* [Requirement]:
Where a line contains the word "were", copy that line.

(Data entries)
----
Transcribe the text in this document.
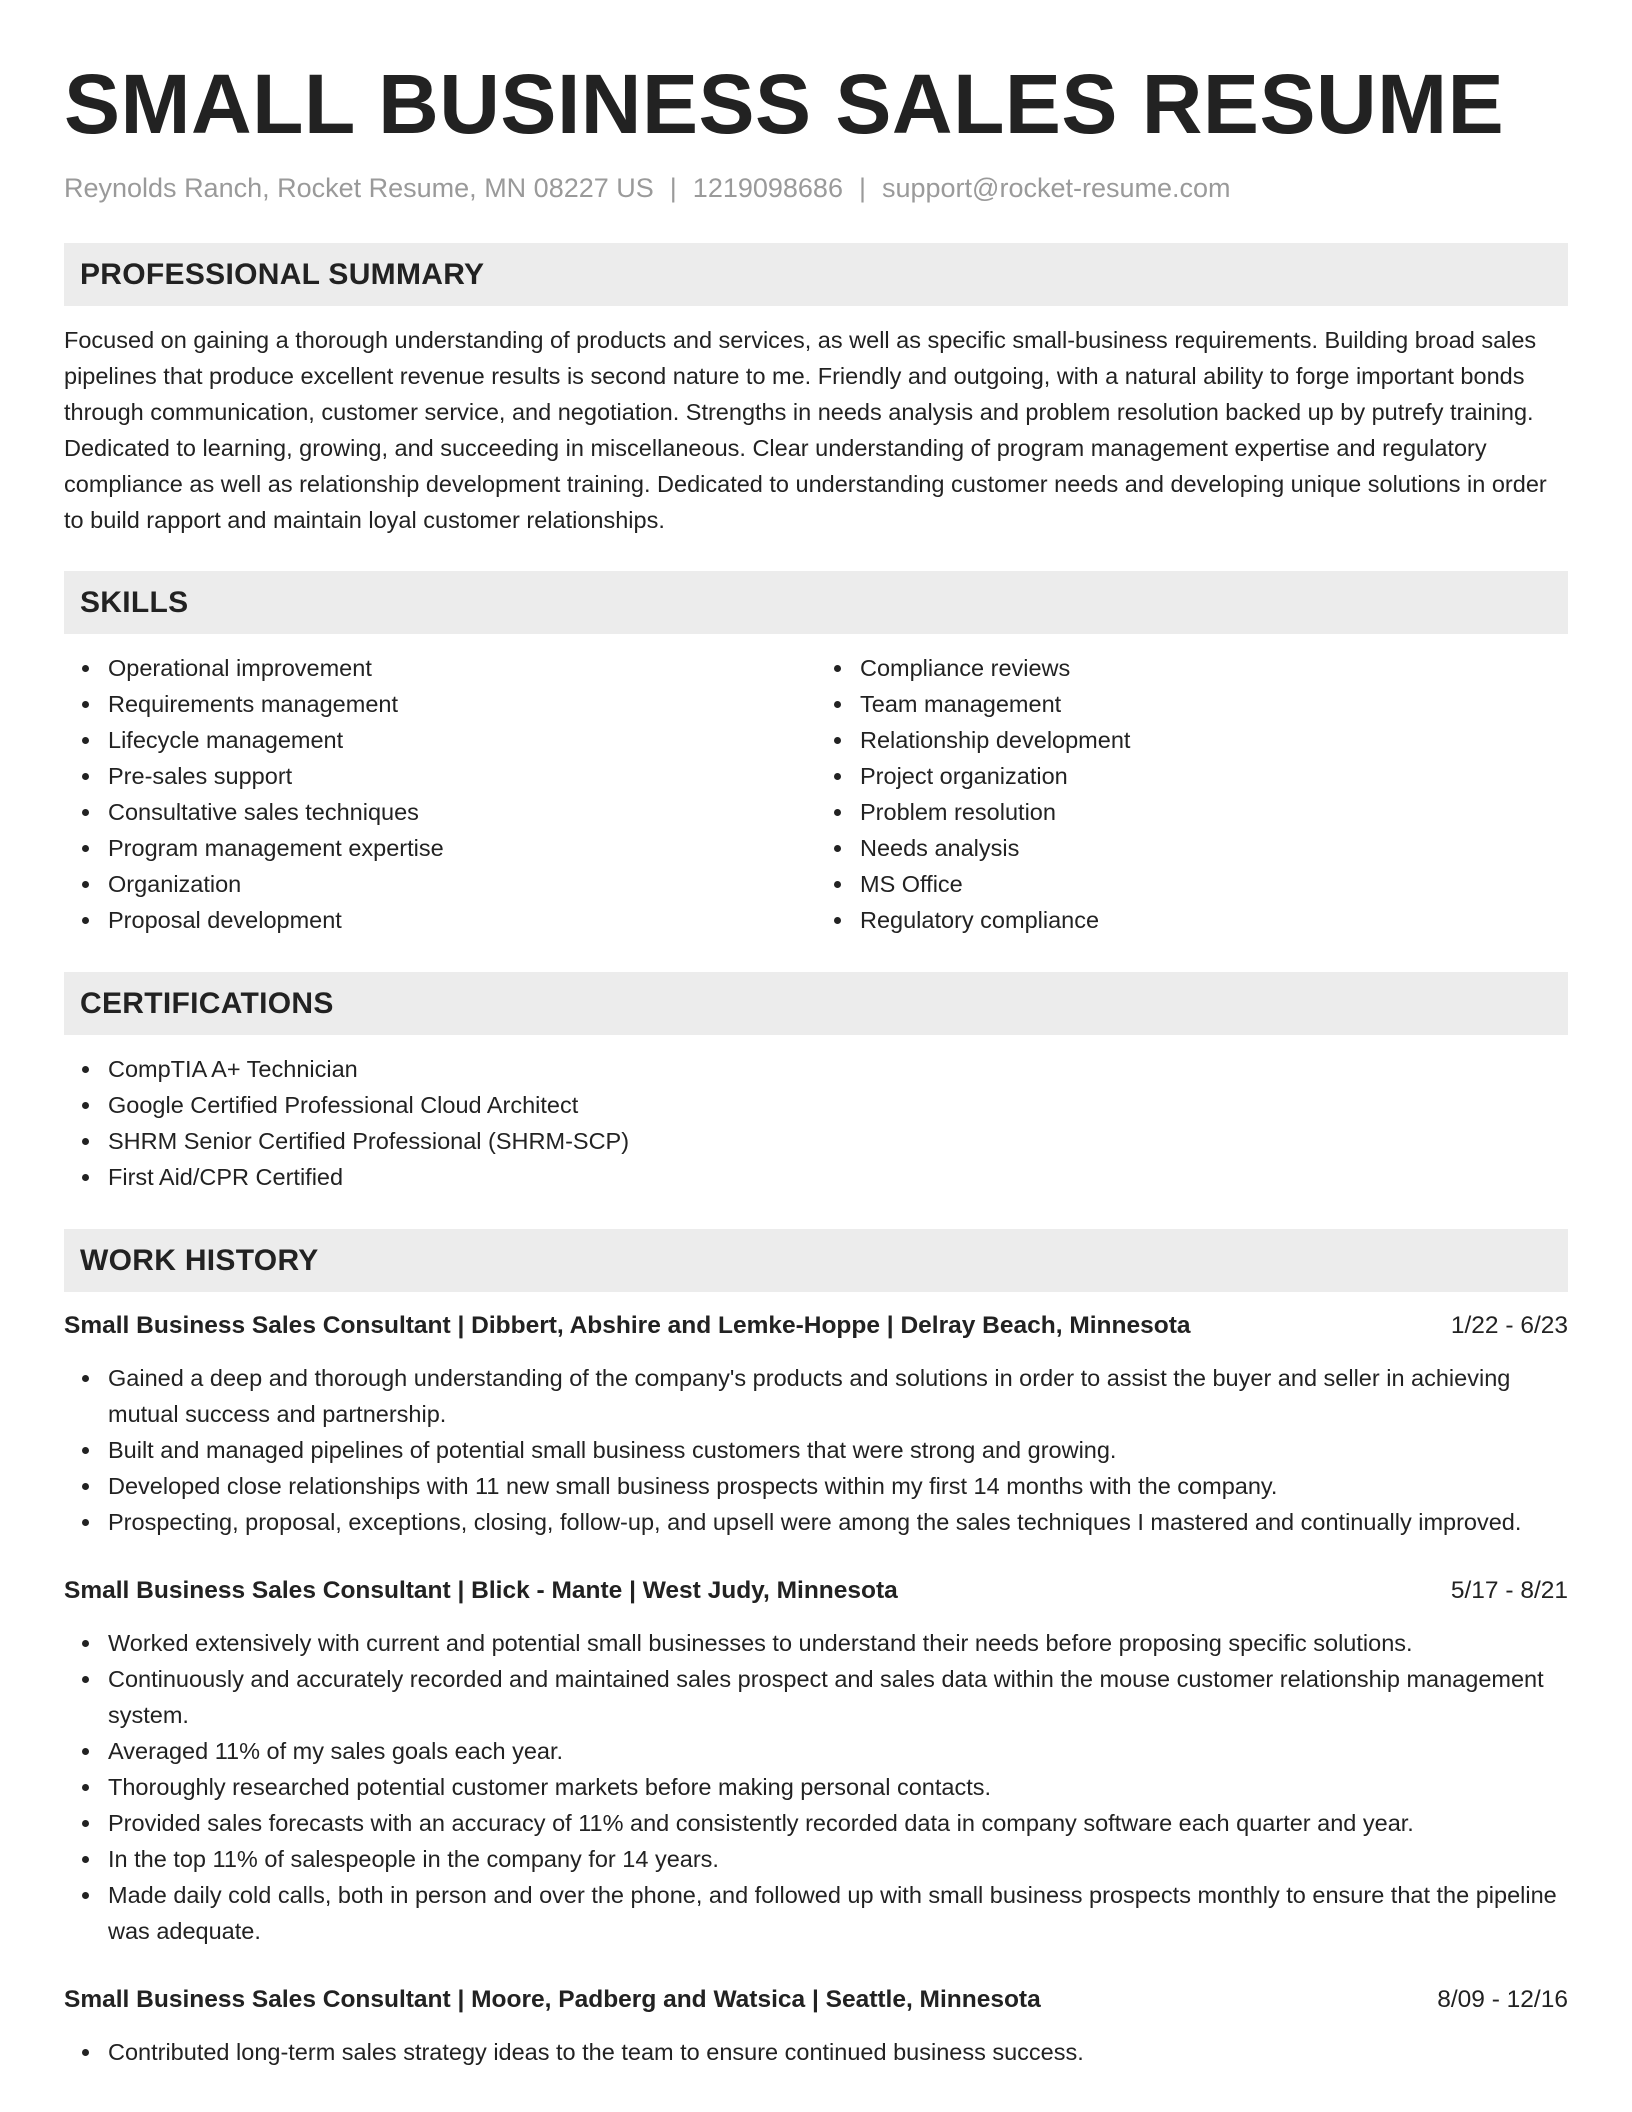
SMALL BUSINESS SALES RESUME
Reynolds Ranch, Rocket Resume, MN 08227 US | 1219098686 | support@rocket-resume.com
PROFESSIONAL SUMMARY
Focused on gaining a thorough understanding of products and services, as well as specific small-business requirements. Building broad sales pipelines that produce excellent revenue results is second nature to me. Friendly and outgoing, with a natural ability to forge important bonds through communication, customer service, and negotiation. Strengths in needs analysis and problem resolution backed up by putrefy training. Dedicated to learning, growing, and succeeding in miscellaneous. Clear understanding of program management expertise and regulatory compliance as well as relationship development training. Dedicated to understanding customer needs and developing unique solutions in order to build rapport and maintain loyal customer relationships.
SKILLS
Operational improvement
Requirements management
Lifecycle management
Pre-sales support
Consultative sales techniques
Program management expertise
Organization
Proposal development
Compliance reviews
Team management
Relationship development
Project organization
Problem resolution
Needs analysis
MS Office
Regulatory compliance
CERTIFICATIONS
CompTIA A+ Technician
Google Certified Professional Cloud Architect
SHRM Senior Certified Professional (SHRM-SCP)
First Aid/CPR Certified
WORK HISTORY
Small Business Sales Consultant | Dibbert, Abshire and Lemke-Hoppe | Delray Beach, Minnesota	1/22 - 6/23
Gained a deep and thorough understanding of the company's products and solutions in order to assist the buyer and seller in achieving mutual success and partnership.
Built and managed pipelines of potential small business customers that were strong and growing.
Developed close relationships with 11 new small business prospects within my first 14 months with the company.
Prospecting, proposal, exceptions, closing, follow-up, and upsell were among the sales techniques I mastered and continually improved.
Small Business Sales Consultant | Blick - Mante | West Judy, Minnesota	5/17 - 8/21
Worked extensively with current and potential small businesses to understand their needs before proposing specific solutions.
Continuously and accurately recorded and maintained sales prospect and sales data within the mouse customer relationship management system.
Averaged 11% of my sales goals each year.
Thoroughly researched potential customer markets before making personal contacts.
Provided sales forecasts with an accuracy of 11% and consistently recorded data in company software each quarter and year.
In the top 11% of salespeople in the company for 14 years.
Made daily cold calls, both in person and over the phone, and followed up with small business prospects monthly to ensure that the pipeline was adequate.
Small Business Sales Consultant | Moore, Padberg and Watsica | Seattle, Minnesota	8/09 - 12/16
Contributed long-term sales strategy ideas to the team to ensure continued business success.
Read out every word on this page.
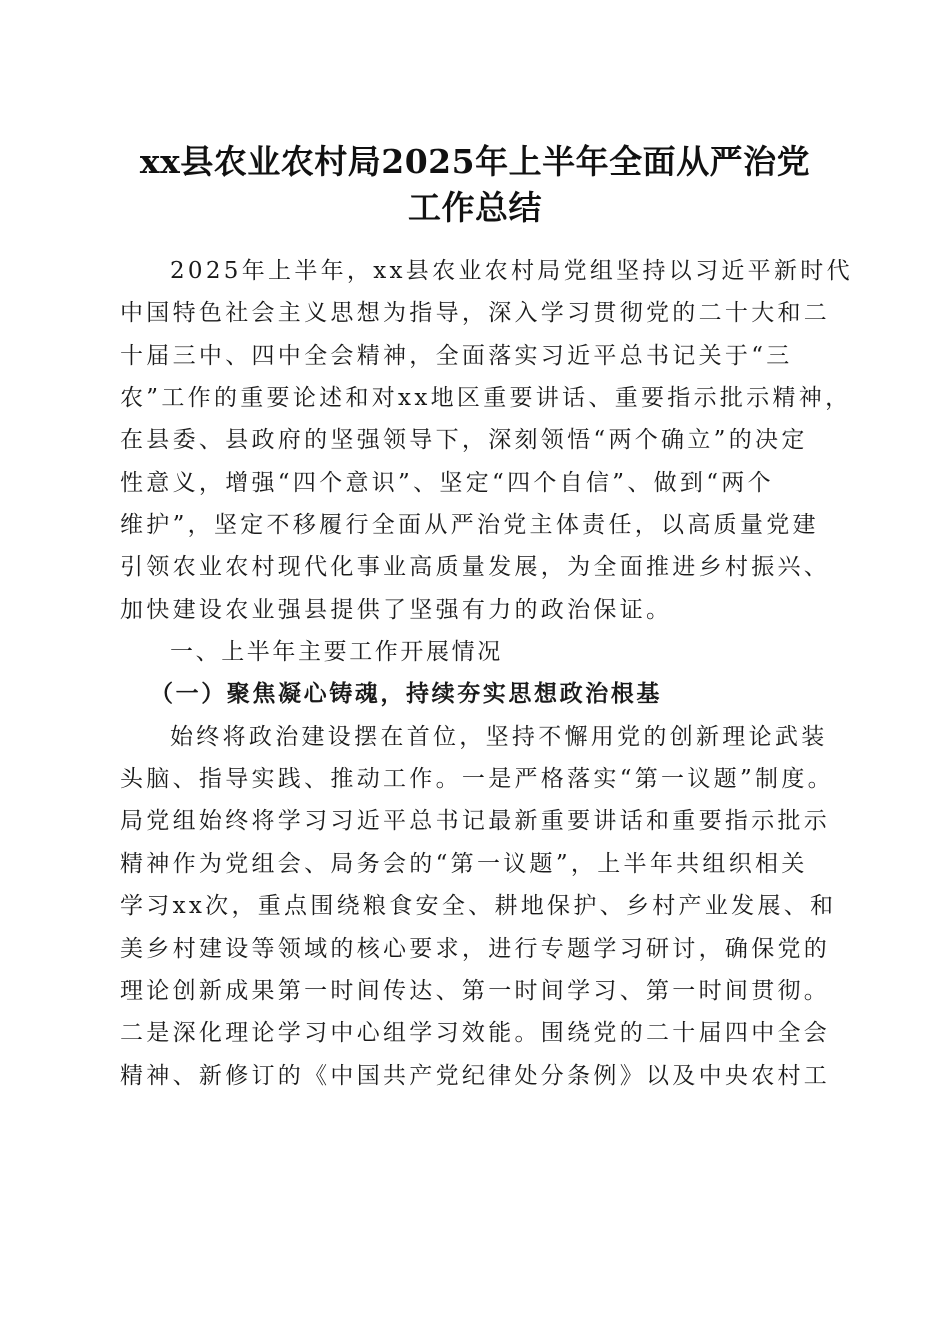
xx县农业农村局2025年上半年全面从严治党
工作总结
2025年上半年，xx县农业农村局党组坚持以习近平新时代
中国特色社会主义思想为指导，深入学习贯彻党的二十大和二
十届三中、四中全会精神，全面落实习近平总书记关于“三
农”工作的重要论述和对xx地区重要讲话、重要指示批示精神，
在县委、县政府的坚强领导下，深刻领悟“两个确立”的决定
性意义，增强“四个意识”、坚定“四个自信”、做到“两个
维护”，坚定不移履行全面从严治党主体责任，以高质量党建
引领农业农村现代化事业高质量发展，为全面推进乡村振兴、
加快建设农业强县提供了坚强有力的政治保证。
一、上半年主要工作开展情况
（一）聚焦凝心铸魂，持续夯实思想政治根基
始终将政治建设摆在首位，坚持不懈用党的创新理论武装
头脑、指导实践、推动工作。一是严格落实“第一议题”制度。
局党组始终将学习习近平总书记最新重要讲话和重要指示批示
精神作为党组会、局务会的“第一议题”，上半年共组织相关
学习xx次，重点围绕粮食安全、耕地保护、乡村产业发展、和
美乡村建设等领域的核心要求，进行专题学习研讨，确保党的
理论创新成果第一时间传达、第一时间学习、第一时间贯彻。
二是深化理论学习中心组学习效能。围绕党的二十届四中全会
精神、新修订的《中国共产党纪律处分条例》以及中央农村工
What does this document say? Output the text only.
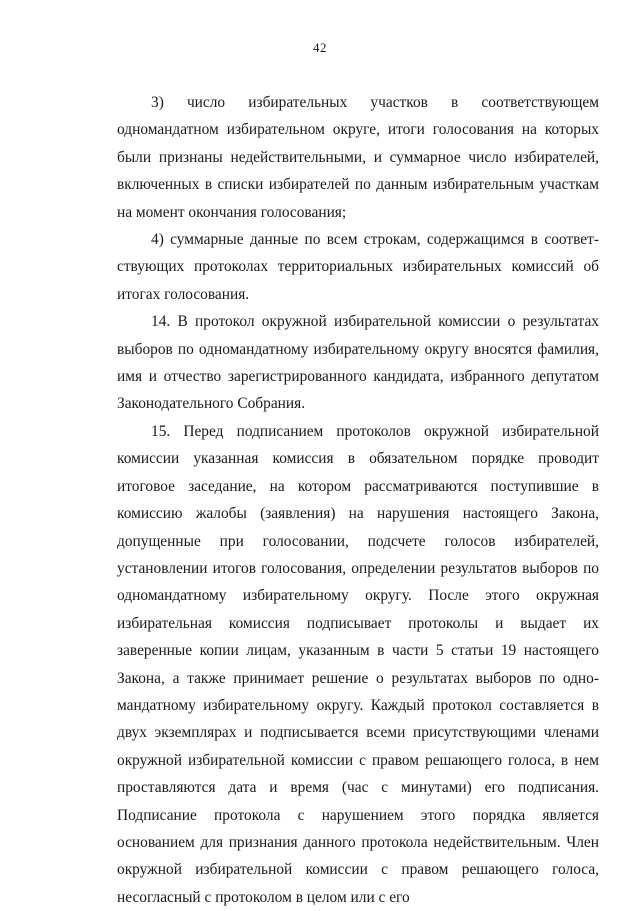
42

3) число избирательных участков в соответствующем одномандатном избирательном округе, итоги голосования на которых были признаны недействительными, и суммарное число избирателей, включенных в списки избирателей по данным избирательным участкам на момент окончания голосования;

4) суммарные данные по всем строкам, содержащимся в соответствующих протоколах территориальных избирательных комиссий об итогах голосования.

14. В протокол окружной избирательной комиссии о результатах выборов по одномандатному избирательному округу вносятся фамилия, имя и отчество зарегистрированного кандидата, избранного депутатом Законодательного Собрания.

15. Перед подписанием протоколов окружной избирательной комиссии указанная комиссия в обязательном порядке проводит итоговое заседание, на котором рассматриваются поступившие в комиссию жалобы (заявления) на нарушения настоящего Закона, допущенные при голосовании, подсчете голосов избирателей, установлении итогов голосования, определении результатов выборов по одномандатному избирательному округу. После этого окружная избирательная комиссия подписывает протоколы и выдает их заверенные копии лицам, указанным в части 5 статьи 19 настоящего Закона, а также принимает решение о результатах выборов по одномандатному избирательному округу. Каждый протокол составляется в двух экземплярах и подписывается всеми присутствующими членами окружной избирательной комиссии с правом решающего голоса, в нем проставляются дата и время (час с минутами) его подписания. Подписание протокола с нарушением этого порядка является основанием для признания данного протокола недействительным. Член окружной избирательной комиссии с правом решающего голоса, несогласный с протоколом в целом или с его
----
* [Solution for this exercise]:
Built and managed pipelines of potential small business customers that were strong and growing.
Prospecting, proposal, exceptions, closing, follow-up, and upsell were among the sales techniques I mastered and continually improved.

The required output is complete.